## WHAT IS EXPECTED
Print the data that follows exactly.

### INPUT RECORDS ###

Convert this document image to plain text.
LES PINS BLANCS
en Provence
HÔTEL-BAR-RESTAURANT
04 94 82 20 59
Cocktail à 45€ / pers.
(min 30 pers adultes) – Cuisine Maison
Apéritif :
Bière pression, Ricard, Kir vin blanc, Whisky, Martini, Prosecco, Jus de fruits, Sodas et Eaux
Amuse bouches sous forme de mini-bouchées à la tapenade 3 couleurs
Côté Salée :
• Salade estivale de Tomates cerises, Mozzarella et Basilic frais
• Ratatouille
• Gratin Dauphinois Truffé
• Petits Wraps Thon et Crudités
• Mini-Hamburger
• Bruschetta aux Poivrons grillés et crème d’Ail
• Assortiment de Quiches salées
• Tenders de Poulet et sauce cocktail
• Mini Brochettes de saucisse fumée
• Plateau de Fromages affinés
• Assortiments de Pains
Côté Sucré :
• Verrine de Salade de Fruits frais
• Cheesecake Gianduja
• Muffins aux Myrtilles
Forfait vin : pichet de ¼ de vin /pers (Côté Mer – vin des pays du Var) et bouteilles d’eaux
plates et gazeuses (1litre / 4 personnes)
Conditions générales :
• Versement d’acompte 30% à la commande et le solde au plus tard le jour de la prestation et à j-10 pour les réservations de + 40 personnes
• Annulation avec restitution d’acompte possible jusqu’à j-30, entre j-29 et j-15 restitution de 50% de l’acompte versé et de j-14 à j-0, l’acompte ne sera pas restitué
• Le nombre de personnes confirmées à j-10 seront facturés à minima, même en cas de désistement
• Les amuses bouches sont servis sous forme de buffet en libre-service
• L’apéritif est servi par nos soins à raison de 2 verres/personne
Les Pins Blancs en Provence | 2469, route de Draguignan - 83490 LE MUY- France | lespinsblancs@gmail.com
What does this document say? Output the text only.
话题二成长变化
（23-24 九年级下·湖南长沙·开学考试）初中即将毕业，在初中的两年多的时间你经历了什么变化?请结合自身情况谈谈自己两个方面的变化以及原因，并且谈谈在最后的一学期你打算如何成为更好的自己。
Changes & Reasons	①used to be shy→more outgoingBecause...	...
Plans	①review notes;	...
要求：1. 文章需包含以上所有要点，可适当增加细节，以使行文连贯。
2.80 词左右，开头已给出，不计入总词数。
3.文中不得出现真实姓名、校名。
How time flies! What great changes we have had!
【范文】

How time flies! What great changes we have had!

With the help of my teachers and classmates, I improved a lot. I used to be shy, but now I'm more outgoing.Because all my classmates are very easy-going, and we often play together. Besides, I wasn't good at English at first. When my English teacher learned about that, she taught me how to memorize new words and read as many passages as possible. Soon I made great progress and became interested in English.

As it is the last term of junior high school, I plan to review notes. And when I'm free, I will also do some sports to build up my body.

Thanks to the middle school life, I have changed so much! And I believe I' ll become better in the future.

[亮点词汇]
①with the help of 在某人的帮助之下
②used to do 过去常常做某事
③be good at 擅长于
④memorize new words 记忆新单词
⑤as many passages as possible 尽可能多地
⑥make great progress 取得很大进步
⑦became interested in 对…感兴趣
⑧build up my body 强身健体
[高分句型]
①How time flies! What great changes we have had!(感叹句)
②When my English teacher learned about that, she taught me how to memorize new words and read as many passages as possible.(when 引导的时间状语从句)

###

## RESPONSE
Convert this document image to plain text.
LES PINS BLANCS
en Provence
HÔTEL-BAR-RESTAURANT
04 94 82 20 59
Cocktail à 45€ / pers.
(min 30 pers adultes) – Cuisine Maison
Apéritif :
Bière pression, Ricard, Kir vin blanc, Whisky, Martini, Prosecco, Jus de fruits, Sodas et Eaux
Amuse bouches sous forme de mini-bouchées à la tapenade 3 couleurs
Côté Salée :
• Salade estivale de Tomates cerises, Mozzarella et Basilic frais
• Ratatouille
• Gratin Dauphinois Truffé
• Petits Wraps Thon et Crudités
• Mini-Hamburger
• Bruschetta aux Poivrons grillés et crème d’Ail
• Assortiment de Quiches salées
• Tenders de Poulet et sauce cocktail
• Mini Brochettes de saucisse fumée
• Plateau de Fromages affinés
• Assortiments de Pains
Côté Sucré :
• Verrine de Salade de Fruits frais
• Cheesecake Gianduja
• Muffins aux Myrtilles
Forfait vin : pichet de ¼ de vin /pers (Côté Mer – vin des pays du Var) et bouteilles d’eaux
plates et gazeuses (1litre / 4 personnes)
Conditions générales :
• Versement d’acompte 30% à la commande et le solde au plus tard le jour de la prestation et à j-10 pour les réservations de + 40 personnes
• Annulation avec restitution d’acompte possible jusqu’à j-30, entre j-29 et j-15 restitution de 50% de l’acompte versé et de j-14 à j-0, l’acompte ne sera pas restitué
• Le nombre de personnes confirmées à j-10 seront facturés à minima, même en cas de désistement
• Les amuses bouches sont servis sous forme de buffet en libre-service
• L’apéritif est servi par nos soins à raison de 2 verres/personne
Les Pins Blancs en Provence | 2469, route de Draguignan - 83490 LE MUY- France | lespinsblancs@gmail.com
What does this document say? Output the text only.
话题二成长变化
（23-24 九年级下·湖南长沙·开学考试）初中即将毕业，在初中的两年多的时间你经历了什么变化?请结合自身情况谈谈自己两个方面的变化以及原因，并且谈谈在最后的一学期你打算如何成为更好的自己。
Changes & Reasons	①used to be shy→more outgoingBecause...	...
Plans	①review notes;	...
要求：1. 文章需包含以上所有要点，可适当增加细节，以使行文连贯。
2.80 词左右，开头已给出，不计入总词数。
3.文中不得出现真实姓名、校名。
How time flies! What great changes we have had!
【范文】

How time flies! What great changes we have had!

With the help of my teachers and classmates, I improved a lot. I used to be shy, but now I'm more outgoing.Because all my classmates are very easy-going, and we often play together. Besides, I wasn't good at English at first. When my English teacher learned about that, she taught me how to memorize new words and read as many passages as possible. Soon I made great progress and became interested in English.

As it is the last term of junior high school, I plan to review notes. And when I'm free, I will also do some sports to build up my body.

Thanks to the middle school life, I have changed so much! And I believe I' ll become better in the future.

[亮点词汇]
①with the help of 在某人的帮助之下
②used to do 过去常常做某事
③be good at 擅长于
④memorize new words 记忆新单词
⑤as many passages as possible 尽可能多地
⑥make great progress 取得很大进步
⑦became interested in 对…感兴趣
⑧build up my body 强身健体
[高分句型]
①How time flies! What great changes we have had!(感叹句)
②When my English teacher learned about that, she taught me how to memorize new words and read as many passages as possible.(when 引导的时间状语从句)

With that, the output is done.